#### DATASET EXTRACT:

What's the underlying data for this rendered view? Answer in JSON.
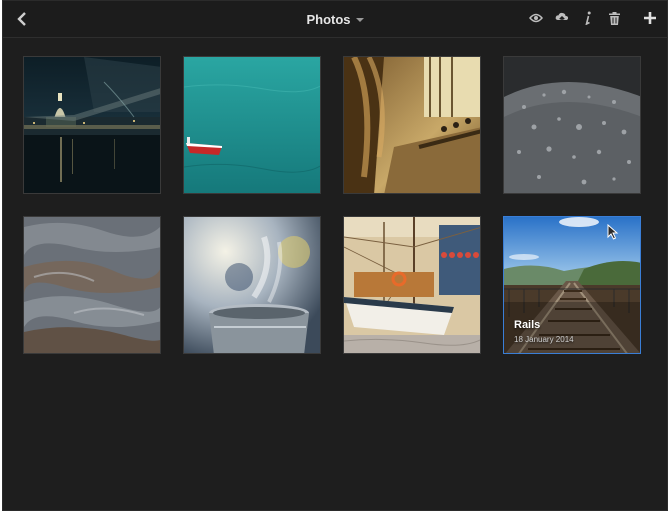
{
  "header": {
    "title": "Photos",
    "back": "chevron-left-icon",
    "actions": [
      "eye-icon",
      "upload-cloud-icon",
      "info-icon",
      "trash-icon",
      "plus-icon"
    ]
  },
  "photos": [
    {
      "subject": "london-night-skyline",
      "icon": "photo-icon"
    },
    {
      "subject": "red-boat-on-teal-water",
      "icon": "photo-icon"
    },
    {
      "subject": "sepia-cinema-seats",
      "icon": "photo-icon"
    },
    {
      "subject": "raindrops-on-surface",
      "icon": "photo-icon"
    },
    {
      "subject": "blurred-water-texture",
      "icon": "photo-icon"
    },
    {
      "subject": "steaming-cup",
      "icon": "photo-icon"
    },
    {
      "subject": "sailboat-in-harbor",
      "icon": "photo-icon"
    },
    {
      "subject": "railway-tracks",
      "icon": "photo-icon",
      "title": "Rails",
      "date": "18 January 2014",
      "selected": true
    }
  ],
  "colors": {
    "background": "#1e1e1e",
    "selection": "#3a7ed6",
    "title": "#e6e6e6"
  }
}
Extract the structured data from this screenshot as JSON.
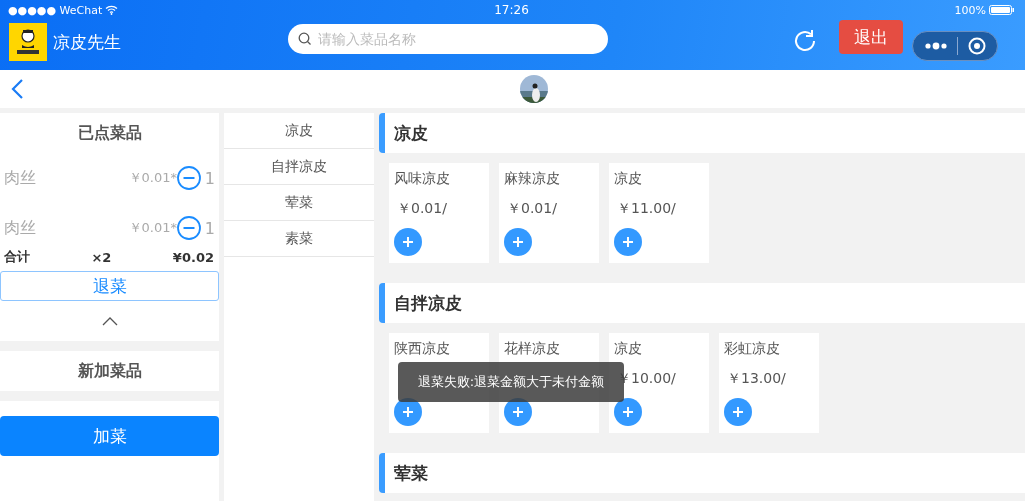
{
  "status_bar": {
    "carrier": "●●●●● WeChat",
    "time": "17:26",
    "battery": "100%"
  },
  "header": {
    "title": "凉皮先生",
    "search": {
      "placeholder": "请输入菜品名称"
    },
    "logout": "退出"
  },
  "ordered": {
    "title": "已点菜品",
    "items": [
      {
        "name": "肉丝",
        "price": "￥0.01*",
        "qty": "1"
      },
      {
        "name": "肉丝",
        "price": "￥0.01*",
        "qty": "1"
      }
    ],
    "total": {
      "label": "合计",
      "count": "×2",
      "amount": "¥0.02"
    },
    "return_button": "退菜"
  },
  "new_items": {
    "title": "新加菜品",
    "add_button": "加菜"
  },
  "categories": [
    {
      "label": "凉皮"
    },
    {
      "label": "自拌凉皮"
    },
    {
      "label": "荤菜"
    },
    {
      "label": "素菜"
    }
  ],
  "sections": [
    {
      "title": "凉皮",
      "dishes": [
        {
          "name": "风味凉皮",
          "price": "￥0.01/"
        },
        {
          "name": "麻辣凉皮",
          "price": "￥0.01/"
        },
        {
          "name": "凉皮",
          "price": "￥11.00/"
        }
      ]
    },
    {
      "title": "自拌凉皮",
      "dishes": [
        {
          "name": "陕西凉皮"
        },
        {
          "name": "花样凉皮"
        },
        {
          "name": "凉皮",
          "price": "￥10.00/"
        },
        {
          "name": "彩虹凉皮",
          "price": "￥13.00/"
        }
      ]
    },
    {
      "title": "荤菜"
    }
  ],
  "toast": "退菜失败:退菜金额大于未付金额"
}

#### TASK TO CARRY OUT:
Identify each line containing the string "water" and copy it out.

#### EXERCISE ANSWER:
      "subject": "red-boat-on-teal-water",
      "subject": "blurred-water-texture",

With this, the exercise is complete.